▶ [SHORT TASK]: Give back each entry unchanged, minus pictures.

[Saved entries]
----------------

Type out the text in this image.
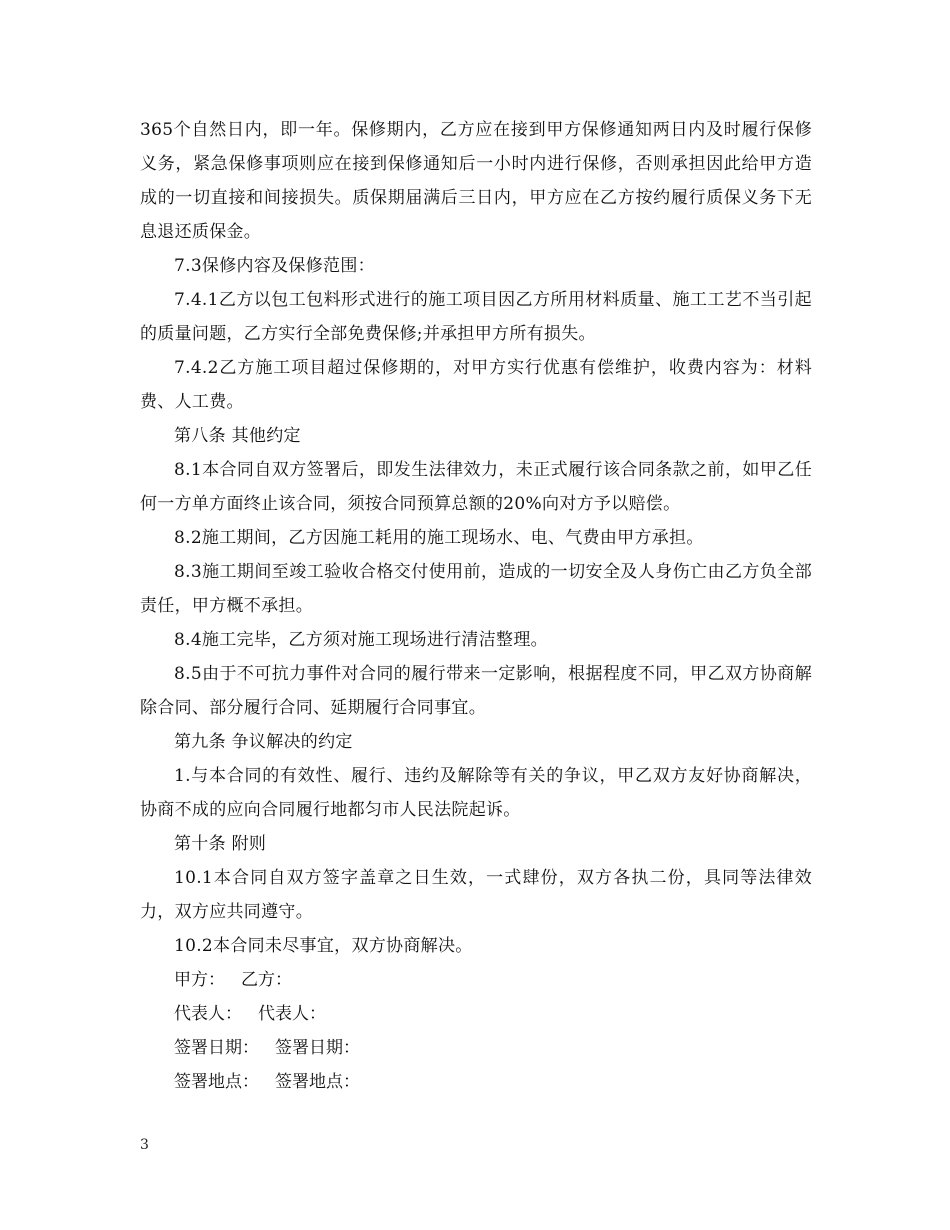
365个自然日内，即一年。保修期内，乙方应在接到甲方保修通知两日内及时履行保修义务，紧急保修事项则应在接到保修通知后一小时内进行保修，否则承担因此给甲方造成的一切直接和间接损失。质保期届满后三日内，甲方应在乙方按约履行质保义务下无息退还质保金。

7.3保修内容及保修范围：

7.4.1乙方以包工包料形式进行的施工项目因乙方所用材料质量、施工工艺不当引起的质量问题，乙方实行全部免费保修;并承担甲方所有损失。

7.4.2乙方施工项目超过保修期的，对甲方实行优惠有偿维护，收费内容为：材料费、人工费。

第八条 其他约定

8.1本合同自双方签署后，即发生法律效力，未正式履行该合同条款之前，如甲乙任何一方单方面终止该合同，须按合同预算总额的20%向对方予以赔偿。

8.2施工期间，乙方因施工耗用的施工现场水、电、气费由甲方承担。

8.3施工期间至竣工验收合格交付使用前，造成的一切安全及人身伤亡由乙方负全部责任，甲方概不承担。

8.4施工完毕，乙方须对施工现场进行清洁整理。

8.5由于不可抗力事件对合同的履行带来一定影响，根据程度不同，甲乙双方协商解除合同、部分履行合同、延期履行合同事宜。

第九条 争议解决的约定

1.与本合同的有效性、履行、违约及解除等有关的争议，甲乙双方友好协商解决，协商不成的应向合同履行地都匀市人民法院起诉。

第十条 附则

10.1本合同自双方签字盖章之日生效，一式肆份，双方各执二份，具同等法律效力，双方应共同遵守。

10.2本合同未尽事宜，双方协商解决。

甲方： 乙方：

代表人： 代表人：

签署日期： 签署日期：

签署地点： 签署地点：

3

----------------

▶ [EXERCISE OUTPUT]:
Type out the text in this image.
365个自然日内，即一年。保修期内，乙方应在接到甲方保修通知两日内及时履行保修义务，紧急保修事项则应在接到保修通知后一小时内进行保修，否则承担因此给甲方造成的一切直接和间接损失。质保期届满后三日内，甲方应在乙方按约履行质保义务下无息退还质保金。

7.3保修内容及保修范围：

7.4.1乙方以包工包料形式进行的施工项目因乙方所用材料质量、施工工艺不当引起的质量问题，乙方实行全部免费保修;并承担甲方所有损失。

7.4.2乙方施工项目超过保修期的，对甲方实行优惠有偿维护，收费内容为：材料费、人工费。

第八条 其他约定

8.1本合同自双方签署后，即发生法律效力，未正式履行该合同条款之前，如甲乙任何一方单方面终止该合同，须按合同预算总额的20%向对方予以赔偿。

8.2施工期间，乙方因施工耗用的施工现场水、电、气费由甲方承担。

8.3施工期间至竣工验收合格交付使用前，造成的一切安全及人身伤亡由乙方负全部责任，甲方概不承担。

8.4施工完毕，乙方须对施工现场进行清洁整理。

8.5由于不可抗力事件对合同的履行带来一定影响，根据程度不同，甲乙双方协商解除合同、部分履行合同、延期履行合同事宜。

第九条 争议解决的约定

1.与本合同的有效性、履行、违约及解除等有关的争议，甲乙双方友好协商解决，协商不成的应向合同履行地都匀市人民法院起诉。

第十条 附则

10.1本合同自双方签字盖章之日生效，一式肆份，双方各执二份，具同等法律效力，双方应共同遵守。

10.2本合同未尽事宜，双方协商解决。

甲方： 乙方：

代表人： 代表人：

签署日期： 签署日期：

签署地点： 签署地点：

3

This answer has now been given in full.